◆ **Data records**
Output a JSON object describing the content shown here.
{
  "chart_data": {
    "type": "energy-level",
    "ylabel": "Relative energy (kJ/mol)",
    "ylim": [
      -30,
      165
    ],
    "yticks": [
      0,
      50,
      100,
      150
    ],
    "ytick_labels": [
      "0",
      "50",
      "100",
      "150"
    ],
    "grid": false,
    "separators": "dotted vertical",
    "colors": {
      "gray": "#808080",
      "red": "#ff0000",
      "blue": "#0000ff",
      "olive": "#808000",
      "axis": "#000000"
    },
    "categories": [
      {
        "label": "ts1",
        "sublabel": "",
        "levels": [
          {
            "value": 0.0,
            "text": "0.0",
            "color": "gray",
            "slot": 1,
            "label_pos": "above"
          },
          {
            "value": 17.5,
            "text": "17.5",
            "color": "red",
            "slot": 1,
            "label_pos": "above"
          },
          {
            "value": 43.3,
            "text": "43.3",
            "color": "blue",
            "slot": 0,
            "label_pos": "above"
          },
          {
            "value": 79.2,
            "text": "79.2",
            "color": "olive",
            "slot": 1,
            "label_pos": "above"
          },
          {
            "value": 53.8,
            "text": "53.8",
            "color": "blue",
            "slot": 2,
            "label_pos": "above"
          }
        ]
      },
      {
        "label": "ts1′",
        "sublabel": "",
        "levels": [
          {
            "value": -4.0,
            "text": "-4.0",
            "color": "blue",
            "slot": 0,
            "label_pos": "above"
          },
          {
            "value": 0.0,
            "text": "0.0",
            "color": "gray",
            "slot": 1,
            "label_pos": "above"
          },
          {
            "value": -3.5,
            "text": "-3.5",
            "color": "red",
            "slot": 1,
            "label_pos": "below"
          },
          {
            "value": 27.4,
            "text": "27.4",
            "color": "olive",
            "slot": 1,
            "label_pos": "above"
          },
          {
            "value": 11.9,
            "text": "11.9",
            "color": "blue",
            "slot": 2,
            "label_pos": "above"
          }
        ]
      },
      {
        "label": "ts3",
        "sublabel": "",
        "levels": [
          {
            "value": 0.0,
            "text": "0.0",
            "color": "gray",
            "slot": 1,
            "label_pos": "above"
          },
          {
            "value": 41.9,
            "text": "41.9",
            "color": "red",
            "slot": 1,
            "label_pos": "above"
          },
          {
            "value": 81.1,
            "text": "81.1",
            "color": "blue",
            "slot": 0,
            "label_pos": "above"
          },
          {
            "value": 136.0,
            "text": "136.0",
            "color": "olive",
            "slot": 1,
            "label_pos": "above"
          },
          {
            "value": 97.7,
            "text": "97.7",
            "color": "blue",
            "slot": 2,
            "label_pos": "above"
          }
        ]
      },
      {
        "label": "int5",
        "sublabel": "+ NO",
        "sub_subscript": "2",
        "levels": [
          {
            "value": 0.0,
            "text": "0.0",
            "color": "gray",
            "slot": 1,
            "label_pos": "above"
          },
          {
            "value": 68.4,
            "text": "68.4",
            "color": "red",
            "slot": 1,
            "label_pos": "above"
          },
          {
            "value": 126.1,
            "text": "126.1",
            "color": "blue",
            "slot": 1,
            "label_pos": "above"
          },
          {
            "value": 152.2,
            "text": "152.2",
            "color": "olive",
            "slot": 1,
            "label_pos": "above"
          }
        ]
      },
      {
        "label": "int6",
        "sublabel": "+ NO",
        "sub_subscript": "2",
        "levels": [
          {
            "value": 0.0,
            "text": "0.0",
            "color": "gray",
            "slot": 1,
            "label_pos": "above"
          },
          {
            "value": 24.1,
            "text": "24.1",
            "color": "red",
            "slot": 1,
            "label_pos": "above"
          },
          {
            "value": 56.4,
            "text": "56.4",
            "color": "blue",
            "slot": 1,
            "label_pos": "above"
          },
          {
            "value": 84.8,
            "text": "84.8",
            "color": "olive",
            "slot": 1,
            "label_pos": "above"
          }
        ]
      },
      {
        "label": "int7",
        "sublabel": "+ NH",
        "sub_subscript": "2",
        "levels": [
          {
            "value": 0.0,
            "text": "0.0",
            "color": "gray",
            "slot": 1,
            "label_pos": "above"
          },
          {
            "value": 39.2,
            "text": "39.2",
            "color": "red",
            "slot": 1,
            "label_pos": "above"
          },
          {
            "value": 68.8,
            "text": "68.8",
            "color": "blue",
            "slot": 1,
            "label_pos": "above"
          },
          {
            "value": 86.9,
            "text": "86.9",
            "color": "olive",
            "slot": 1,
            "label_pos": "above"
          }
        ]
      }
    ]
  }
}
---
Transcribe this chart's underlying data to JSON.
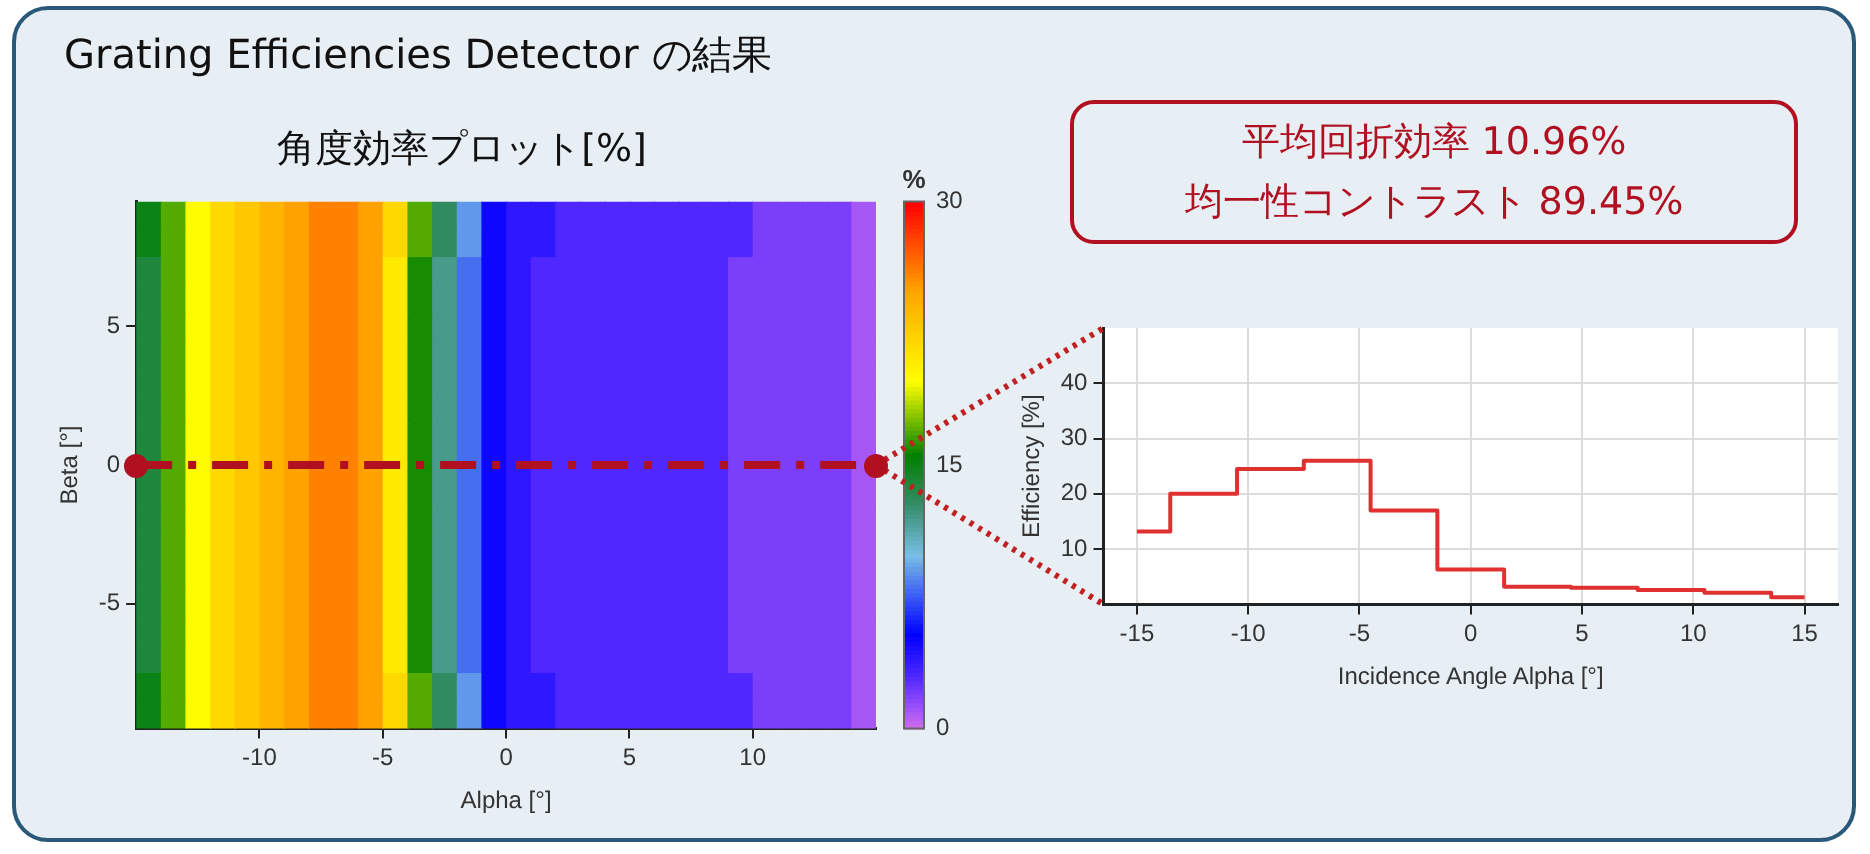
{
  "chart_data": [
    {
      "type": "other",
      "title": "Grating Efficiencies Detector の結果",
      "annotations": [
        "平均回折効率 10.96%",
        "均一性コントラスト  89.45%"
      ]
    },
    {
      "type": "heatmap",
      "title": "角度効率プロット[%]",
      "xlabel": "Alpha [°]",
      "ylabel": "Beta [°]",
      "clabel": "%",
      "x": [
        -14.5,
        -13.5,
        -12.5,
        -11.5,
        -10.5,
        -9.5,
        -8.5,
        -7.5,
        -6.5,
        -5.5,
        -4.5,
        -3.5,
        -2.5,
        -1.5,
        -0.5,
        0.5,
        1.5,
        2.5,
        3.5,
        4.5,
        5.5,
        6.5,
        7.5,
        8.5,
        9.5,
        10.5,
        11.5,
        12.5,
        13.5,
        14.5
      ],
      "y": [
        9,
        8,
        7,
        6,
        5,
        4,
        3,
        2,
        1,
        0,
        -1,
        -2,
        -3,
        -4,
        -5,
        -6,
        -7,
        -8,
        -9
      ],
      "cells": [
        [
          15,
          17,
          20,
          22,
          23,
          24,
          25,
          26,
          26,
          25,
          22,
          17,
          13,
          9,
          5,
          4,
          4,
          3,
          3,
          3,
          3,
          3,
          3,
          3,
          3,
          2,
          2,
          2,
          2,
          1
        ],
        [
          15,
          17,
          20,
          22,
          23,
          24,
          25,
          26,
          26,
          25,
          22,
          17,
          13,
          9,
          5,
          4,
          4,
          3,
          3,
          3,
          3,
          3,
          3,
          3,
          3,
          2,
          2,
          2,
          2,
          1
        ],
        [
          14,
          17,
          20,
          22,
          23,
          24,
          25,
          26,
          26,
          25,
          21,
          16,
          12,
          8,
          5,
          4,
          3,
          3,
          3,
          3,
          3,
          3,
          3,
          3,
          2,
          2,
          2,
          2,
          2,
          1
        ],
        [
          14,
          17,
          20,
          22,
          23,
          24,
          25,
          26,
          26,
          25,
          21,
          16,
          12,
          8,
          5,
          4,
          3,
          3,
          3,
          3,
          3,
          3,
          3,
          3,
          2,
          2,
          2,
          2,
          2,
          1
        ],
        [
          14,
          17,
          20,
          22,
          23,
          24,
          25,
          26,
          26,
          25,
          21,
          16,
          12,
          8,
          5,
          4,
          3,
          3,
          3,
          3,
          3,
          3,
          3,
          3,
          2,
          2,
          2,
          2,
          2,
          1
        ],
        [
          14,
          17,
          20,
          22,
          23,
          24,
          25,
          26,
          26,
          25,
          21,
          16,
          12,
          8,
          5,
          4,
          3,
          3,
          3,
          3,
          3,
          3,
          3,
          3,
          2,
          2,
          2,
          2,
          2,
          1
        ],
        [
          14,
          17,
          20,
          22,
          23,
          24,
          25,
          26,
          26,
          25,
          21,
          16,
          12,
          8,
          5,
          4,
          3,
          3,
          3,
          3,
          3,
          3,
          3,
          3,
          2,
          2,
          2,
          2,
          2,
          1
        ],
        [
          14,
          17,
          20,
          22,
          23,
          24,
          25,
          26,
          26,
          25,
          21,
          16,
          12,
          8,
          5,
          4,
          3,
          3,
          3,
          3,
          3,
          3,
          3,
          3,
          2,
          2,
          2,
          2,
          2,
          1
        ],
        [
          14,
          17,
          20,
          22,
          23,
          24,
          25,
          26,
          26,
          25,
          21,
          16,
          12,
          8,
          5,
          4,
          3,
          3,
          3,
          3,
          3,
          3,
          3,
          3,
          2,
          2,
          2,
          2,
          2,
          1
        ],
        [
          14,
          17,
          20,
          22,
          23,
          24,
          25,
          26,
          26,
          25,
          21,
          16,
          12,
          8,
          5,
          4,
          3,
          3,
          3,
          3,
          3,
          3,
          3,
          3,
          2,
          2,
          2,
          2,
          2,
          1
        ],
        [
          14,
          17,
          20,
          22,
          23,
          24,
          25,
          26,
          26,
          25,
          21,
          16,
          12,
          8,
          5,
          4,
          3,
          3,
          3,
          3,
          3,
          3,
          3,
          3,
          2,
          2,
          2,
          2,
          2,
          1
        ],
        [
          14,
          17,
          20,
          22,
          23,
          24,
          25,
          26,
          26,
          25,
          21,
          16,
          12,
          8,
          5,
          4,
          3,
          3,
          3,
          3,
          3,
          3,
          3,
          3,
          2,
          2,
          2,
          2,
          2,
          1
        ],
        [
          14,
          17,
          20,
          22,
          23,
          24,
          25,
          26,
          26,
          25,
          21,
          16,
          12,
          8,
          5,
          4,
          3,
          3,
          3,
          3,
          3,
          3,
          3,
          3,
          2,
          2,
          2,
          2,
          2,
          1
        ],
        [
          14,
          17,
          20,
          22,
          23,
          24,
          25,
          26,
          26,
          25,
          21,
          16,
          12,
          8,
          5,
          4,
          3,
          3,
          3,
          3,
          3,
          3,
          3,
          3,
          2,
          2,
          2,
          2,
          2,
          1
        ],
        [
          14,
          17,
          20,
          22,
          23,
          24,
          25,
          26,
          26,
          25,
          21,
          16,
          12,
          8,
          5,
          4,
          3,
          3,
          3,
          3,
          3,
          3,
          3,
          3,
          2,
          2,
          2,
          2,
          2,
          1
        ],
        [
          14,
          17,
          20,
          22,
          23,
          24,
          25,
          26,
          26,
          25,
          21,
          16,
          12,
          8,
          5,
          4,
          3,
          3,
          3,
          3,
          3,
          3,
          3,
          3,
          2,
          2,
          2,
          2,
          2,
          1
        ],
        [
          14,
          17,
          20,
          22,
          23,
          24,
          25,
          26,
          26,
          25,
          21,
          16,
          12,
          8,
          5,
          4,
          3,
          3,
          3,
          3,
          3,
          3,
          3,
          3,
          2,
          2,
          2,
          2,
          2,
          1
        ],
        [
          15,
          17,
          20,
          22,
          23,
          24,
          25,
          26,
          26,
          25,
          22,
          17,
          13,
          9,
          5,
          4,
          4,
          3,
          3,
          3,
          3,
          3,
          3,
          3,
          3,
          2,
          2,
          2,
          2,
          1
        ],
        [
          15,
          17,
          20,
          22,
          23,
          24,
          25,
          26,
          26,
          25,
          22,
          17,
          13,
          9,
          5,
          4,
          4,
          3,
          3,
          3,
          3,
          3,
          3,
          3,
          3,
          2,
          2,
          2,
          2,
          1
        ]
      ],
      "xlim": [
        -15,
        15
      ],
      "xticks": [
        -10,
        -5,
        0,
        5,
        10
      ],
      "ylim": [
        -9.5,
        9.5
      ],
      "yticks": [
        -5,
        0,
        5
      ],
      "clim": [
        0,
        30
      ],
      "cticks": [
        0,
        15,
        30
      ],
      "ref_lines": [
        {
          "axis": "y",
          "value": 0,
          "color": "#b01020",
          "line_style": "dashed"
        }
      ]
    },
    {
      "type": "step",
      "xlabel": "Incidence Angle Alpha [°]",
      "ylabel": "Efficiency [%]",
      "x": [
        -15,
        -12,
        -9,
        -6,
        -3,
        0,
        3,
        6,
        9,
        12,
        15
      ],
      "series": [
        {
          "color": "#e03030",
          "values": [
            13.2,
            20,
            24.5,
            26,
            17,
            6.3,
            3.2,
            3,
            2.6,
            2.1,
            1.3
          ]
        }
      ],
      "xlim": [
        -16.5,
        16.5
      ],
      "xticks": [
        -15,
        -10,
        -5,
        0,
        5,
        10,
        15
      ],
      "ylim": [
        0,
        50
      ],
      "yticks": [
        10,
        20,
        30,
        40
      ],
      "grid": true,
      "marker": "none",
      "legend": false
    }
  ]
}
==
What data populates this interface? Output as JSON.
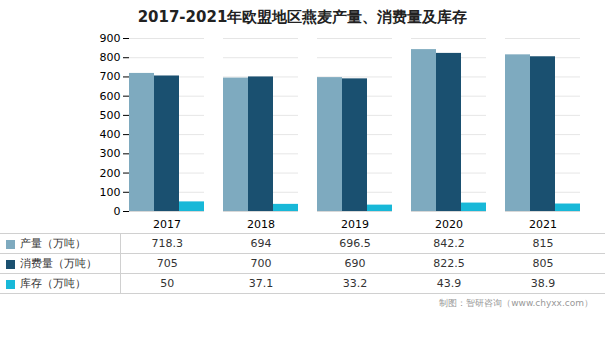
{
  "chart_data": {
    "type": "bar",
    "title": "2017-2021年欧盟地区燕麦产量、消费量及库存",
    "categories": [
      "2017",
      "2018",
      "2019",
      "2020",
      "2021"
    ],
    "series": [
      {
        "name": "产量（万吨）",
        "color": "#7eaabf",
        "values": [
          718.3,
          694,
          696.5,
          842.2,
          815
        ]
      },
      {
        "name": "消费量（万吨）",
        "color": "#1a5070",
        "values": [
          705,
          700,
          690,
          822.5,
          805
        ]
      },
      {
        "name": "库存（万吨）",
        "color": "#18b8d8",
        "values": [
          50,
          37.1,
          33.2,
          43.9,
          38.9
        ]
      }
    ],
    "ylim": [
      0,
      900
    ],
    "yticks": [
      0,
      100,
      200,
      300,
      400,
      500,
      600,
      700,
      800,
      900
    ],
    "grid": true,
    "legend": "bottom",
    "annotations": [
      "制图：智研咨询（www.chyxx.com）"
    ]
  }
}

◆ **Required task**
Locate each line with the word "type" and copy it.

◆ **Answer to the task**
    "type": "energy-level",
      "type": "other",
      "type": "heatmap",
      "type": "step",
    "type": "bar",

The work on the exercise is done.